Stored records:
++++++++++

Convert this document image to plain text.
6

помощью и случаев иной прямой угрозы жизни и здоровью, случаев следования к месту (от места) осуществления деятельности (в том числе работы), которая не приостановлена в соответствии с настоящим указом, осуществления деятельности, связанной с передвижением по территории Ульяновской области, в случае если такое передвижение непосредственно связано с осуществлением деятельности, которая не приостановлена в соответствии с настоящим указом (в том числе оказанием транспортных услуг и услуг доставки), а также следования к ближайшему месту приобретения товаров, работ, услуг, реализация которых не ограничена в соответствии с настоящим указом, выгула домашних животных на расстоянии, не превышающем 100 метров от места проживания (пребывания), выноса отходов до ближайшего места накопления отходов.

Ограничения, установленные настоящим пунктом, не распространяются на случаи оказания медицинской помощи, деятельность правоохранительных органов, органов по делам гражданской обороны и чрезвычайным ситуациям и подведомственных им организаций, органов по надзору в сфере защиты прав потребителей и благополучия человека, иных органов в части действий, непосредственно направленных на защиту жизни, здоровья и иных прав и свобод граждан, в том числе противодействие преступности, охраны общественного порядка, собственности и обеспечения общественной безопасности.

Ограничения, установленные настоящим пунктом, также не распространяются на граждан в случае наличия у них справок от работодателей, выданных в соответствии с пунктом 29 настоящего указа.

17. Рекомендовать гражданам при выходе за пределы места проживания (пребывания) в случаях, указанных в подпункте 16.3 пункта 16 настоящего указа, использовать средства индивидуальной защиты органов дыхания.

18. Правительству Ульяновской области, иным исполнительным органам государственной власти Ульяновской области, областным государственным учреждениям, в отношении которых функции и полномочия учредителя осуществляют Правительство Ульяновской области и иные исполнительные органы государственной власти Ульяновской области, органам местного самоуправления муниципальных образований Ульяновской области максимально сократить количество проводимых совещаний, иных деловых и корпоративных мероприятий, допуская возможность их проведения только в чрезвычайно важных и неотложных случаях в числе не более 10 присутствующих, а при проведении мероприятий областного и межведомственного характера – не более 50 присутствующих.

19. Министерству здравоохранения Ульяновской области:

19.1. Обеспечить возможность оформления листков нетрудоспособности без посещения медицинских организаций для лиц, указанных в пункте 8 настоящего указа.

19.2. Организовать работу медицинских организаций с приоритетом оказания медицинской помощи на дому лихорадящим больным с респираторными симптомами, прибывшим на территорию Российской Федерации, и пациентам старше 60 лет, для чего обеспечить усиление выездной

++++++++++

• _GIVEN REQUEST_
Filter the records above for lines containing the word "настоящего", and copy those lines.

• _COMPLETE ANSWER_
Ограничения, установленные настоящим пунктом, также не распространяются на граждан в случае наличия у них справок от работодателей, выданных в соответствии с пунктом 29 настоящего указа.
17. Рекомендовать гражданам при выходе за пределы места проживания (пребывания) в случаях, указанных в подпункте 16.3 пункта 16 настоящего указа, использовать средства индивидуальной защиты органов дыхания.
19.1. Обеспечить возможность оформления листков нетрудоспособности без посещения медицинских организаций для лиц, указанных в пункте 8 настоящего указа.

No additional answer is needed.